(Dataset items)
--- START ---
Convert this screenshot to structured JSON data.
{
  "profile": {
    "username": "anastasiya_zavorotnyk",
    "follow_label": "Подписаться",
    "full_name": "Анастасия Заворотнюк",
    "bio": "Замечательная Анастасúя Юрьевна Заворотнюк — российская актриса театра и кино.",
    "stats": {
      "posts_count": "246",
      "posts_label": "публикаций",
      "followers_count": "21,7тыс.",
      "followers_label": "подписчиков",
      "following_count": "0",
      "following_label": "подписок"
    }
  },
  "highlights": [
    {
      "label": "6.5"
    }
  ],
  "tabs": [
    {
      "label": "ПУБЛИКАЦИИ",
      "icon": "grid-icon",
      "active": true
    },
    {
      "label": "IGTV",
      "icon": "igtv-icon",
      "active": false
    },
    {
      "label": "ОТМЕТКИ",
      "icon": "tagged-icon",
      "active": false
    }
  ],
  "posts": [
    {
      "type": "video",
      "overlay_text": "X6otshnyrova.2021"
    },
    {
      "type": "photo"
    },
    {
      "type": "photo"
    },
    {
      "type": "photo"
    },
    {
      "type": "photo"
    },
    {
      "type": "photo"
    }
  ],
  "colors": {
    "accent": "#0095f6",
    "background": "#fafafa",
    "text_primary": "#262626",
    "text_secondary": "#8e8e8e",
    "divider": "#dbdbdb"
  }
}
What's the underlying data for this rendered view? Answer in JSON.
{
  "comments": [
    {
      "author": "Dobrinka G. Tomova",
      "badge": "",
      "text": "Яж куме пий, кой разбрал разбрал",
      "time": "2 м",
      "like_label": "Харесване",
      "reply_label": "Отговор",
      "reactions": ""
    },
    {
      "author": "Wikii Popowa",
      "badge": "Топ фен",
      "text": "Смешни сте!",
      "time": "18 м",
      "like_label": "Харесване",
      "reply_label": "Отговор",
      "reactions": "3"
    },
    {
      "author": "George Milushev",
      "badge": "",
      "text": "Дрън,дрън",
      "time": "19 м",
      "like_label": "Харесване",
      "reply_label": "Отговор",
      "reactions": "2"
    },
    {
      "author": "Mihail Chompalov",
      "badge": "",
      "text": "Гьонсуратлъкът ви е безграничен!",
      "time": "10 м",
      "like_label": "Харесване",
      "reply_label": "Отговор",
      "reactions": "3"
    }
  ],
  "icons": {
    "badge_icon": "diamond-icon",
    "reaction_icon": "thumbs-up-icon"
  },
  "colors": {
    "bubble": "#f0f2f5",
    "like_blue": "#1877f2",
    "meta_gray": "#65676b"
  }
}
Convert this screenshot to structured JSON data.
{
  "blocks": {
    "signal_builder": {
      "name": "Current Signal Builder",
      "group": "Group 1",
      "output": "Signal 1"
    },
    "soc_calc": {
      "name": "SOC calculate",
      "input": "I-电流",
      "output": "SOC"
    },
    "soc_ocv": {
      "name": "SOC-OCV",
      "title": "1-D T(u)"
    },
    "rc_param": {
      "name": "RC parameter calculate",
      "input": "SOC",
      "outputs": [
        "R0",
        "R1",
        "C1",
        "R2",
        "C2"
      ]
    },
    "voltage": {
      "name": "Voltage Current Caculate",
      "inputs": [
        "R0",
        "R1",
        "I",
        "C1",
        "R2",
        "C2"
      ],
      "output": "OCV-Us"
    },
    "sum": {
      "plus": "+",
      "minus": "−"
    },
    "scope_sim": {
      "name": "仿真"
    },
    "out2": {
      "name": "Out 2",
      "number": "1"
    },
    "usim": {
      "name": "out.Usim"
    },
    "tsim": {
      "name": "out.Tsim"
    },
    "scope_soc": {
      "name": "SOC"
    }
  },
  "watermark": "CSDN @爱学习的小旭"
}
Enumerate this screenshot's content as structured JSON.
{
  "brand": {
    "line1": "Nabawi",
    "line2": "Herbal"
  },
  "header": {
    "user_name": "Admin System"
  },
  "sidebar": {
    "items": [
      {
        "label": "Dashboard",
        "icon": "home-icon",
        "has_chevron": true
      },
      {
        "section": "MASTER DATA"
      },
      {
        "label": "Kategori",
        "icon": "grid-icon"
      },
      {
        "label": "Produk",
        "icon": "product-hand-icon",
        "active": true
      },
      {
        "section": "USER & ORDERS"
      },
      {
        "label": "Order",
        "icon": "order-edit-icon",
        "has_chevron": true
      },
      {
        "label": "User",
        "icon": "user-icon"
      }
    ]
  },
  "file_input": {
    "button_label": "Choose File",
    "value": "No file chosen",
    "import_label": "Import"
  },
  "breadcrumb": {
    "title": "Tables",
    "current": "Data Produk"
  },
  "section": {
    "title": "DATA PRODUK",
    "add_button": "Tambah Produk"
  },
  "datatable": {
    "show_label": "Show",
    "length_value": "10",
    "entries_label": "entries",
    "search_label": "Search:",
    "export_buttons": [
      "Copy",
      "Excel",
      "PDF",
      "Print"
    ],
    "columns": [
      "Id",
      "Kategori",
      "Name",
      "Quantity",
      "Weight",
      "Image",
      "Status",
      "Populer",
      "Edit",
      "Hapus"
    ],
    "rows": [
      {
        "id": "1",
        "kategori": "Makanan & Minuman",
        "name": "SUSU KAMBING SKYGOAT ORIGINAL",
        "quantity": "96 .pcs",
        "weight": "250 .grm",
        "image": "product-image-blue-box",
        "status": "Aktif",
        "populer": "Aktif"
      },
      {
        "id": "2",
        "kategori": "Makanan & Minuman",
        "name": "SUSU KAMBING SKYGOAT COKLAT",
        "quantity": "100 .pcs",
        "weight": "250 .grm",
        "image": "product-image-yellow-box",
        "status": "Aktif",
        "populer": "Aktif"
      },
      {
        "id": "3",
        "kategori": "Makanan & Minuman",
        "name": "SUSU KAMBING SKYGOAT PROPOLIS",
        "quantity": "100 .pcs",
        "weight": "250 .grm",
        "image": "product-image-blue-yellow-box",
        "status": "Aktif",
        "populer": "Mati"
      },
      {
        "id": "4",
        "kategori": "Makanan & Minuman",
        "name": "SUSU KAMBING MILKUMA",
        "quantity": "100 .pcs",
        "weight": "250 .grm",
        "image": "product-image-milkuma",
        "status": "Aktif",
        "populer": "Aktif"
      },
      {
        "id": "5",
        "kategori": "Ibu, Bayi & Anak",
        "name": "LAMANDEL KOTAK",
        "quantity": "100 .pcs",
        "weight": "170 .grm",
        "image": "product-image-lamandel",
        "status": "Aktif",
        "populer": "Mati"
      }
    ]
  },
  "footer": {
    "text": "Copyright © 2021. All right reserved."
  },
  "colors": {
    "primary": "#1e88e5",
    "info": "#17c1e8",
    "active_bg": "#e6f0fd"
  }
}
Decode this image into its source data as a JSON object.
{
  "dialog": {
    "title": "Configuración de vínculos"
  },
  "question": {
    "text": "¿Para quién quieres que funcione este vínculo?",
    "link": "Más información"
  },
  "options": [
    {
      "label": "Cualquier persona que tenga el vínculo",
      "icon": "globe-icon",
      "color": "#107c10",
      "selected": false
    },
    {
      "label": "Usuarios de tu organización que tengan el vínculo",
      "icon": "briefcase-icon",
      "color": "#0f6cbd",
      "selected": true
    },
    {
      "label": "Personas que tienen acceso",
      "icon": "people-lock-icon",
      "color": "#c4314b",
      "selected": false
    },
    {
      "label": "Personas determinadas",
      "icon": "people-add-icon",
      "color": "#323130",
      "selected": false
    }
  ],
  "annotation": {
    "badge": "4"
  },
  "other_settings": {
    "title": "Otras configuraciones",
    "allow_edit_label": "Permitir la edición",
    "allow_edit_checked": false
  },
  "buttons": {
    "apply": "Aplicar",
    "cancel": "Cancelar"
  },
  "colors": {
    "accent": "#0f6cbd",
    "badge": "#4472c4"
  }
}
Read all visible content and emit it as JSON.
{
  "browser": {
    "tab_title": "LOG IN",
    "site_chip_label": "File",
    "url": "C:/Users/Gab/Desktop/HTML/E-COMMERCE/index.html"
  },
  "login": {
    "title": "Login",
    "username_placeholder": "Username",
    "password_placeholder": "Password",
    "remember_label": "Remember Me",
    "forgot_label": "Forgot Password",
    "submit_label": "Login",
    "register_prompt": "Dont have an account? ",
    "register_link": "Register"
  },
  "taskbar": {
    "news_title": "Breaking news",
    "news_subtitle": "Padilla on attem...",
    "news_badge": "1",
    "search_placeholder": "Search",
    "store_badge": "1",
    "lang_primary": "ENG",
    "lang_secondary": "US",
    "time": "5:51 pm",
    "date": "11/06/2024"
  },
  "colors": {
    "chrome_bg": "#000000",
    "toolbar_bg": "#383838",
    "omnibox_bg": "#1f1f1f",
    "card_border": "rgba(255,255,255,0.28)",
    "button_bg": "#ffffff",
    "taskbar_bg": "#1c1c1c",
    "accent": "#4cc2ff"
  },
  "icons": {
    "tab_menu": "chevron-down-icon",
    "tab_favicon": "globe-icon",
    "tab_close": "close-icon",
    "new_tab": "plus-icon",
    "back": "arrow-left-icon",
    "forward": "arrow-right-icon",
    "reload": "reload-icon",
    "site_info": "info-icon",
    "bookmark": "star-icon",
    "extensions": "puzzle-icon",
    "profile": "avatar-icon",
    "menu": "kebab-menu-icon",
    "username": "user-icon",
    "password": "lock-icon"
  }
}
--- END ---
### Required work
Find each line holding the string "accent" and copy it out.

### Right answer
    "accent": "#0095f6",
    "accent": "#0f6cbd",
    "accent": "#4cc2ff"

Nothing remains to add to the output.